[GIVEN EXERCISE] Word for word, quote all of the material, omitting the pictures.

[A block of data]
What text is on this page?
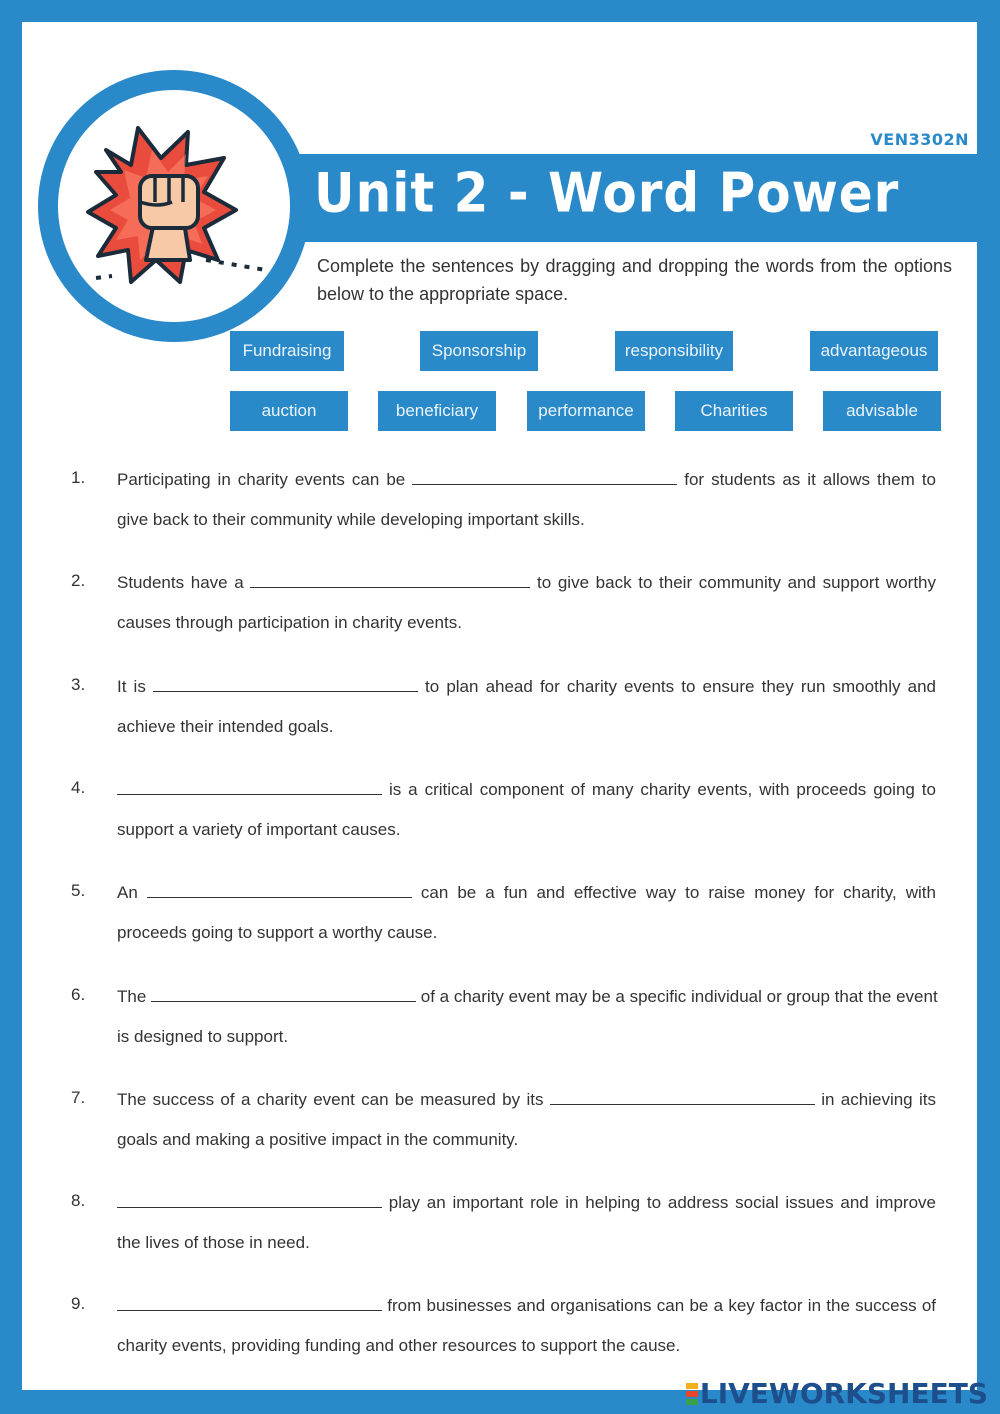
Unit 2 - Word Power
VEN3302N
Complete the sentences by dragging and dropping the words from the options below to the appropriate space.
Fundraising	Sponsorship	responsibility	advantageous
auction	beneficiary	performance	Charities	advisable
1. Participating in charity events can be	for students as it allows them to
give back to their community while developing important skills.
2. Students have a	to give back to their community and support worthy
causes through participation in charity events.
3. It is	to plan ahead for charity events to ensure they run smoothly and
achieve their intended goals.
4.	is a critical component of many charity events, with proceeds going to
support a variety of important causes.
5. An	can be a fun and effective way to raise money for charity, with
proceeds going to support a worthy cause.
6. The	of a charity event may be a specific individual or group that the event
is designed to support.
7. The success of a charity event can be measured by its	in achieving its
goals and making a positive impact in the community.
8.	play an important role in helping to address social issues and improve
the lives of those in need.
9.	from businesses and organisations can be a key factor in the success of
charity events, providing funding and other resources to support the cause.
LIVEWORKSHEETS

[RESPONSE TO THE EXERCISE]
What text is on this page?
Unit 2 - Word Power
VEN3302N
Complete the sentences by dragging and dropping the words from the options below to the appropriate space.
Fundraising	Sponsorship	responsibility	advantageous
auction	beneficiary	performance	Charities	advisable
1. Participating in charity events can be	for students as it allows them to
give back to their community while developing important skills.
2. Students have a	to give back to their community and support worthy
causes through participation in charity events.
3. It is	to plan ahead for charity events to ensure they run smoothly and
achieve their intended goals.
4.	is a critical component of many charity events, with proceeds going to
support a variety of important causes.
5. An	can be a fun and effective way to raise money for charity, with
proceeds going to support a worthy cause.
6. The	of a charity event may be a specific individual or group that the event
is designed to support.
7. The success of a charity event can be measured by its	in achieving its
goals and making a positive impact in the community.
8.	play an important role in helping to address social issues and improve
the lives of those in need.
9.	from businesses and organisations can be a key factor in the success of
charity events, providing funding and other resources to support the cause.
LIVEWORKSHEETS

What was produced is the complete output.